[Instructions for the task] Everything from the line containing "Give me the" through the last line of the data below is to be retyped exactly, apart from the pictures.

━━━ Recorded data ━━━

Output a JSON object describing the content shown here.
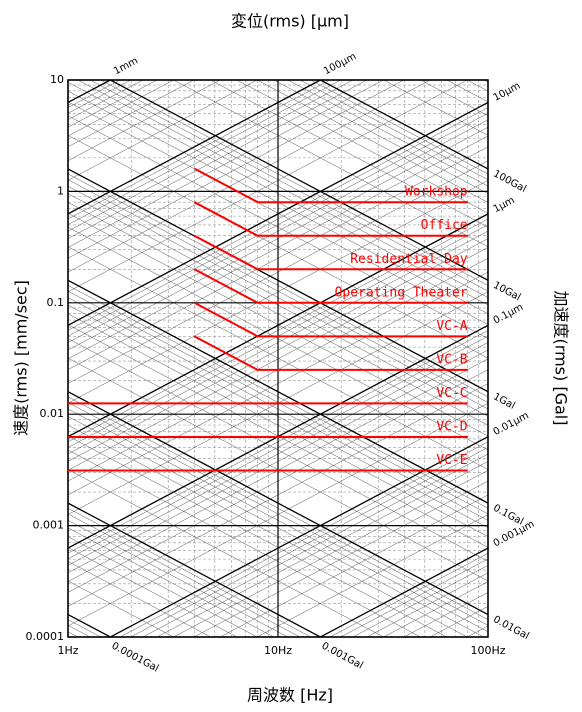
{
  "chart_data": {
    "type": "tripartite",
    "title": "変位(rms) [μm]",
    "ylabel": "速度(rms) [mm/sec]",
    "y2label": "加速度(rms) [Gal]",
    "xlabel": "周波数 [Hz]",
    "log_x": true,
    "log_y": true,
    "xlim": [
      1,
      100
    ],
    "xticks": [
      {
        "value": 1,
        "label": "1Hz"
      },
      {
        "value": 10,
        "label": "10Hz"
      },
      {
        "value": 100,
        "label": "100Hz"
      }
    ],
    "ylim": [
      0.0001,
      10
    ],
    "yticks": [
      0.0001,
      0.001,
      0.01,
      0.1,
      1,
      10
    ],
    "grid": true,
    "displacement_lines": [
      {
        "value": 1000,
        "label": "1mm"
      },
      {
        "value": 100,
        "label": "100μm"
      },
      {
        "value": 10,
        "label": "10μm"
      },
      {
        "value": 1,
        "label": "1μm"
      },
      {
        "value": 0.1,
        "label": "0.1μm"
      },
      {
        "value": 0.01,
        "label": "0.01μm"
      },
      {
        "value": 0.001,
        "label": "0.001μm"
      }
    ],
    "acceleration_lines": [
      {
        "value": 100,
        "label": "100Gal"
      },
      {
        "value": 10,
        "label": "10Gal"
      },
      {
        "value": 1,
        "label": "1Gal"
      },
      {
        "value": 0.1,
        "label": "0.1Gal"
      },
      {
        "value": 0.01,
        "label": "0.01Gal"
      },
      {
        "value": 0.001,
        "label": "0.001Gal"
      },
      {
        "value": 0.0001,
        "label": "0.0001Gal"
      }
    ],
    "series": [
      {
        "name": "Workshop",
        "color": "#ff0000",
        "x": [
          4,
          8,
          80
        ],
        "values": [
          1.6,
          0.8,
          0.8
        ]
      },
      {
        "name": "Office",
        "color": "#ff0000",
        "x": [
          4,
          8,
          80
        ],
        "values": [
          0.8,
          0.4,
          0.4
        ]
      },
      {
        "name": "Residential Day",
        "color": "#ff0000",
        "x": [
          4,
          8,
          80
        ],
        "values": [
          0.4,
          0.2,
          0.2
        ]
      },
      {
        "name": "Operating Theater",
        "color": "#ff0000",
        "x": [
          4,
          8,
          80
        ],
        "values": [
          0.2,
          0.1,
          0.1
        ]
      },
      {
        "name": "VC-A",
        "color": "#ff0000",
        "x": [
          4,
          8,
          80
        ],
        "values": [
          0.1,
          0.05,
          0.05
        ]
      },
      {
        "name": "VC-B",
        "color": "#ff0000",
        "x": [
          4,
          8,
          80
        ],
        "values": [
          0.05,
          0.025,
          0.025
        ]
      },
      {
        "name": "VC-C",
        "color": "#ff0000",
        "x": [
          1,
          80
        ],
        "values": [
          0.0125,
          0.0125
        ]
      },
      {
        "name": "VC-D",
        "color": "#ff0000",
        "x": [
          1,
          80
        ],
        "values": [
          0.00625,
          0.00625
        ]
      },
      {
        "name": "VC-E",
        "color": "#ff0000",
        "x": [
          1,
          80
        ],
        "values": [
          0.003125,
          0.003125
        ]
      }
    ]
  }
}
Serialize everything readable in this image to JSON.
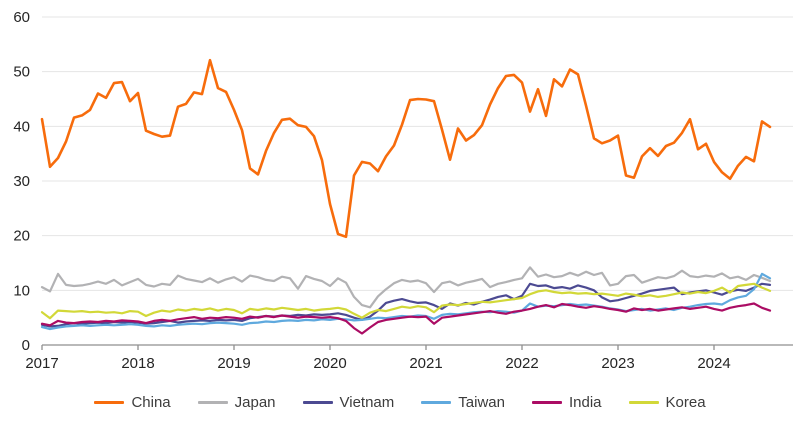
{
  "chart_data": {
    "type": "line",
    "title": "",
    "x_axis": {
      "tick_labels": [
        "2017",
        "2018",
        "2019",
        "2020",
        "2021",
        "2022",
        "2023",
        "2024"
      ],
      "range": {
        "start": "2017-01",
        "end": "2024-08",
        "frequency": "monthly",
        "points": 92
      }
    },
    "y_axis": {
      "min": 0,
      "max": 60,
      "step": 10,
      "tick_labels": [
        "0",
        "10",
        "20",
        "30",
        "40",
        "50",
        "60"
      ]
    },
    "grid": true,
    "legend_position": "bottom",
    "colors": {
      "axis": "#8f8f8f",
      "gridline": "#e5e5e5",
      "label": "#252525"
    },
    "series": [
      {
        "name": "China",
        "color": "#f76c0c",
        "values": [
          41.3,
          32.6,
          34.2,
          37.2,
          41.6,
          42.0,
          43.0,
          46.0,
          45.2,
          47.9,
          48.1,
          44.6,
          46.1,
          39.2,
          38.6,
          38.1,
          38.3,
          43.6,
          44.1,
          46.2,
          45.9,
          52.1,
          47.0,
          46.3,
          43.0,
          39.3,
          32.3,
          31.2,
          35.5,
          38.8,
          41.2,
          41.4,
          40.2,
          39.9,
          38.2,
          33.8,
          25.8,
          20.3,
          19.8,
          31.0,
          33.5,
          33.2,
          31.8,
          34.5,
          36.5,
          40.3,
          44.8,
          45.0,
          44.9,
          44.6,
          39.4,
          33.9,
          39.6,
          37.4,
          38.4,
          40.2,
          44.0,
          47.0,
          49.2,
          49.4,
          48.0,
          42.7,
          46.8,
          41.9,
          48.6,
          47.3,
          50.4,
          49.5,
          43.8,
          37.8,
          36.9,
          37.4,
          38.3,
          31.0,
          30.6,
          34.5,
          36.0,
          34.6,
          36.4,
          37.0,
          38.8,
          41.3,
          35.8,
          36.8,
          33.5,
          31.6,
          30.4,
          32.8,
          34.4,
          33.6,
          40.9,
          39.9
        ]
      },
      {
        "name": "Japan",
        "color": "#b2b2b4",
        "values": [
          10.6,
          9.8,
          13.0,
          11.0,
          10.8,
          10.9,
          11.2,
          11.6,
          11.2,
          11.9,
          10.9,
          11.5,
          12.1,
          11.0,
          10.7,
          11.2,
          11.0,
          12.7,
          12.1,
          11.8,
          11.5,
          12.2,
          11.4,
          12.0,
          12.4,
          11.6,
          12.7,
          12.4,
          11.9,
          11.7,
          12.5,
          12.2,
          10.3,
          12.6,
          12.1,
          11.7,
          10.8,
          12.2,
          11.4,
          8.8,
          7.3,
          6.9,
          8.9,
          10.2,
          11.3,
          11.9,
          11.6,
          11.8,
          11.3,
          9.7,
          11.3,
          11.6,
          10.9,
          11.4,
          11.7,
          12.1,
          10.6,
          11.2,
          11.5,
          11.9,
          12.2,
          14.2,
          12.5,
          12.9,
          12.4,
          12.6,
          13.2,
          12.7,
          13.4,
          12.8,
          13.2,
          10.9,
          11.2,
          12.6,
          12.8,
          11.4,
          11.9,
          12.4,
          12.2,
          12.6,
          13.6,
          12.6,
          12.4,
          12.7,
          12.5,
          13.1,
          12.2,
          12.5,
          11.9,
          12.8,
          12.3,
          11.7
        ]
      },
      {
        "name": "Vietnam",
        "color": "#4c4a92",
        "values": [
          3.7,
          3.4,
          3.5,
          3.8,
          4.0,
          3.9,
          4.0,
          4.1,
          4.0,
          4.2,
          4.1,
          4.2,
          4.1,
          3.9,
          4.0,
          4.2,
          4.4,
          4.1,
          4.3,
          4.4,
          4.5,
          4.4,
          4.6,
          4.5,
          4.6,
          4.4,
          4.9,
          5.1,
          5.3,
          5.2,
          5.4,
          5.3,
          5.5,
          5.4,
          5.6,
          5.5,
          5.6,
          5.8,
          5.5,
          5.0,
          4.6,
          5.2,
          6.3,
          7.7,
          8.1,
          8.4,
          8.0,
          7.7,
          7.8,
          7.3,
          6.6,
          7.6,
          7.2,
          7.7,
          7.4,
          7.9,
          8.3,
          8.8,
          9.1,
          8.4,
          9.0,
          11.2,
          10.8,
          10.9,
          10.4,
          10.6,
          10.3,
          10.9,
          10.5,
          10.0,
          8.7,
          8.0,
          8.2,
          8.6,
          9.0,
          9.4,
          9.9,
          10.1,
          10.3,
          10.5,
          9.3,
          9.6,
          9.8,
          10.0,
          9.6,
          9.2,
          9.8,
          10.1,
          9.9,
          10.5,
          11.2,
          11.0
        ]
      },
      {
        "name": "Taiwan",
        "color": "#5fa9de",
        "values": [
          3.3,
          2.9,
          3.2,
          3.4,
          3.5,
          3.6,
          3.5,
          3.6,
          3.7,
          3.6,
          3.7,
          3.8,
          3.7,
          3.5,
          3.4,
          3.6,
          3.5,
          3.7,
          3.8,
          3.9,
          3.8,
          4.0,
          4.1,
          4.0,
          3.9,
          3.7,
          4.0,
          4.1,
          4.3,
          4.2,
          4.4,
          4.5,
          4.4,
          4.6,
          4.5,
          4.7,
          4.6,
          4.8,
          4.7,
          4.5,
          4.6,
          4.8,
          5.0,
          4.9,
          5.1,
          5.3,
          5.2,
          5.4,
          5.3,
          4.8,
          5.5,
          5.7,
          5.6,
          5.8,
          6.0,
          6.1,
          6.0,
          6.2,
          6.1,
          5.9,
          6.3,
          7.6,
          7.0,
          7.2,
          7.1,
          7.3,
          7.5,
          7.3,
          7.4,
          7.2,
          7.0,
          6.7,
          6.5,
          6.2,
          6.4,
          6.6,
          6.3,
          6.5,
          6.7,
          6.4,
          6.8,
          7.0,
          7.3,
          7.5,
          7.6,
          7.4,
          8.2,
          8.7,
          9.0,
          10.2,
          13.0,
          12.2
        ]
      },
      {
        "name": "India",
        "color": "#ab0c64",
        "values": [
          3.9,
          3.6,
          4.4,
          4.1,
          4.0,
          4.2,
          4.3,
          4.2,
          4.4,
          4.3,
          4.5,
          4.4,
          4.3,
          4.0,
          4.4,
          4.6,
          4.4,
          4.7,
          4.9,
          5.1,
          4.8,
          5.0,
          4.9,
          5.1,
          5.0,
          4.8,
          5.2,
          5.0,
          5.3,
          5.1,
          5.4,
          5.2,
          5.0,
          5.2,
          5.1,
          5.0,
          5.1,
          4.9,
          4.4,
          3.1,
          2.1,
          3.2,
          4.2,
          4.6,
          4.8,
          5.0,
          5.2,
          5.1,
          5.2,
          3.9,
          5.0,
          5.2,
          5.4,
          5.6,
          5.8,
          6.0,
          6.2,
          5.9,
          5.7,
          6.1,
          6.3,
          6.6,
          7.0,
          7.3,
          6.9,
          7.5,
          7.3,
          7.0,
          6.8,
          7.1,
          6.9,
          6.6,
          6.4,
          6.1,
          6.7,
          6.4,
          6.6,
          6.3,
          6.5,
          6.7,
          6.9,
          6.6,
          6.8,
          7.0,
          6.6,
          6.3,
          6.8,
          7.1,
          7.3,
          7.6,
          6.8,
          6.3
        ]
      },
      {
        "name": "Korea",
        "color": "#d2d838",
        "values": [
          6.0,
          4.9,
          6.3,
          6.2,
          6.1,
          6.2,
          6.0,
          6.1,
          5.9,
          6.0,
          5.8,
          6.2,
          6.1,
          5.3,
          5.9,
          6.3,
          6.1,
          6.5,
          6.3,
          6.6,
          6.4,
          6.7,
          6.3,
          6.6,
          6.4,
          5.8,
          6.6,
          6.4,
          6.7,
          6.5,
          6.8,
          6.6,
          6.4,
          6.6,
          6.3,
          6.5,
          6.6,
          6.8,
          6.5,
          5.7,
          5.0,
          5.9,
          6.4,
          6.2,
          6.6,
          7.0,
          6.8,
          7.1,
          6.9,
          6.0,
          7.2,
          7.4,
          7.3,
          7.5,
          7.7,
          7.9,
          7.8,
          8.0,
          8.2,
          8.4,
          8.6,
          9.3,
          9.8,
          10.0,
          9.7,
          9.5,
          9.6,
          9.4,
          9.5,
          9.3,
          9.4,
          9.2,
          9.0,
          9.4,
          9.2,
          8.9,
          9.1,
          8.8,
          9.0,
          9.3,
          9.6,
          9.4,
          9.7,
          9.5,
          9.9,
          10.5,
          9.6,
          10.8,
          11.0,
          11.2,
          10.5,
          9.9
        ]
      }
    ]
  }
}
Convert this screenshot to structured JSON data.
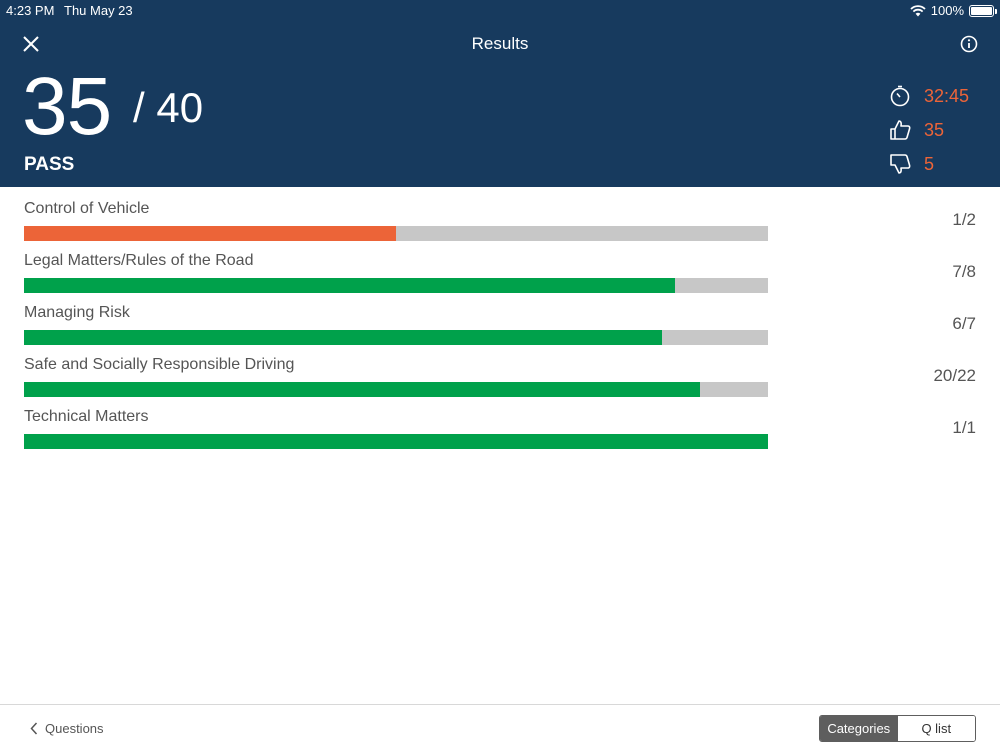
{
  "status_bar": {
    "time": "4:23 PM",
    "date": "Thu May 23",
    "battery": "100%"
  },
  "nav": {
    "title": "Results"
  },
  "score": {
    "correct": "35",
    "total": "/ 40",
    "result": "PASS"
  },
  "stats": {
    "time": "32:45",
    "correct": "35",
    "wrong": "5"
  },
  "colors": {
    "header": "#173a5e",
    "accent": "#ec6438",
    "pass_bar": "#00a14b",
    "fail_bar": "#ec6438",
    "track": "#c7c7c7"
  },
  "categories": [
    {
      "name": "Control of Vehicle",
      "score": "1/2",
      "progress": 0.5,
      "status": "fail"
    },
    {
      "name": "Legal Matters/Rules of the Road",
      "score": "7/8",
      "progress": 0.875,
      "status": "pass"
    },
    {
      "name": "Managing Risk",
      "score": "6/7",
      "progress": 0.857,
      "status": "pass"
    },
    {
      "name": "Safe and Socially Responsible Driving",
      "score": "20/22",
      "progress": 0.909,
      "status": "pass"
    },
    {
      "name": "Technical Matters",
      "score": "1/1",
      "progress": 1.0,
      "status": "pass"
    }
  ],
  "footer": {
    "back_label": "Questions",
    "tab_categories": "Categories",
    "tab_qlist": "Q list"
  }
}
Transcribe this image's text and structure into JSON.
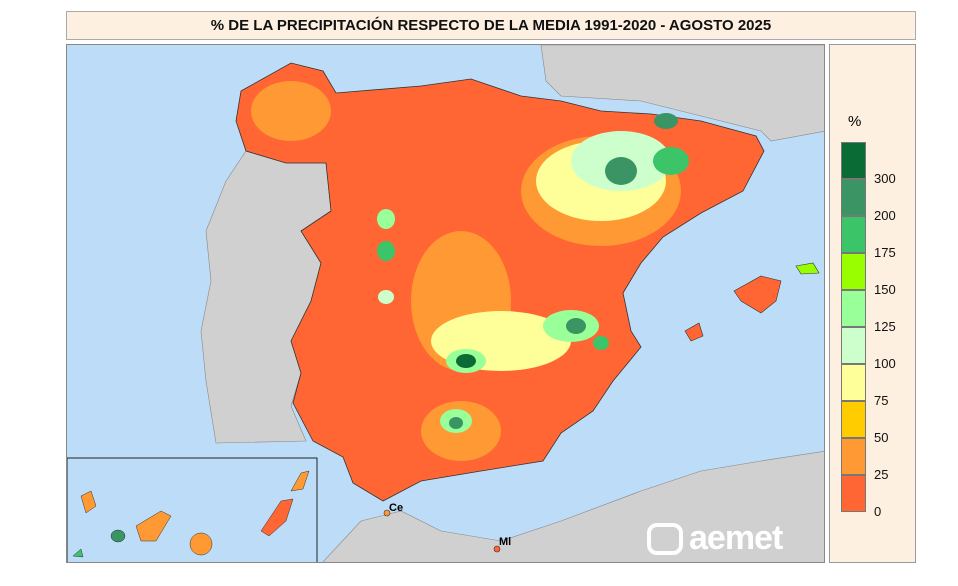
{
  "title": "% DE LA PRECIPITACIÓN RESPECTO DE LA MEDIA 1991-2020 - AGOSTO 2025",
  "legend": {
    "unit": "%",
    "labels": [
      "300",
      "200",
      "175",
      "150",
      "125",
      "100",
      "75",
      "50",
      "25",
      "0"
    ],
    "colors": [
      "#0b6b35",
      "#3a9463",
      "#3cc468",
      "#99ff00",
      "#99ff99",
      "#ccffcc",
      "#ffff99",
      "#ffcc00",
      "#ff9933",
      "#ff6633"
    ]
  },
  "map": {
    "places": [
      "Ce",
      "Ml"
    ],
    "logo": "aemet",
    "sea_color": "#bcdcf7",
    "land_color": "#d0d0d0"
  }
}
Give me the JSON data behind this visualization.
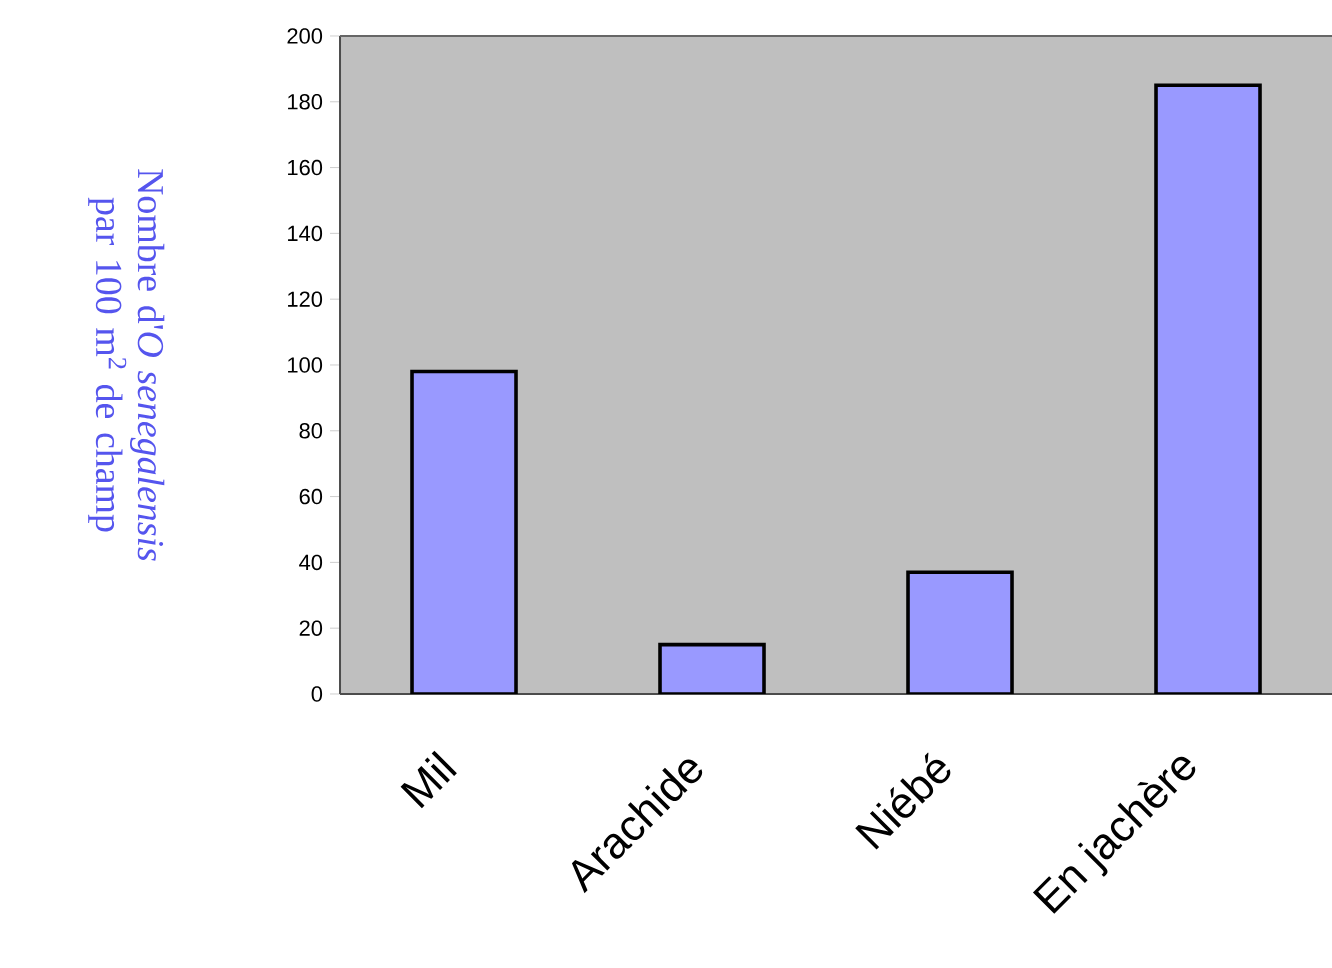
{
  "chart_data": {
    "type": "bar",
    "ylabel": "Nombre d'*O senegalensis* par 100 m$^{2}$ de champ",
    "categories": [
      "Mil",
      "Arachide",
      "Niébé",
      "En jachère"
    ],
    "values": [
      98,
      15,
      37,
      185
    ],
    "color": "#9999ff",
    "ylim": [
      0,
      200
    ],
    "yticks": [
      0,
      20,
      40,
      60,
      80,
      100,
      120,
      140,
      160,
      180,
      200
    ]
  }
}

━━━

[Written solution]
Give me the JSON data behind this visualization.
{
  "chart_data": {
    "type": "bar",
    "ylabel": "Nombre d'*O senegalensis* par 100 m$^{2}$ de champ",
    "categories": [
      "Mil",
      "Arachide",
      "Niébé",
      "En jachère"
    ],
    "values": [
      98,
      15,
      37,
      185
    ],
    "color": "#9999ff",
    "ylim": [
      0,
      200
    ],
    "yticks": [
      0,
      20,
      40,
      60,
      80,
      100,
      120,
      140,
      160,
      180,
      200
    ]
  }
}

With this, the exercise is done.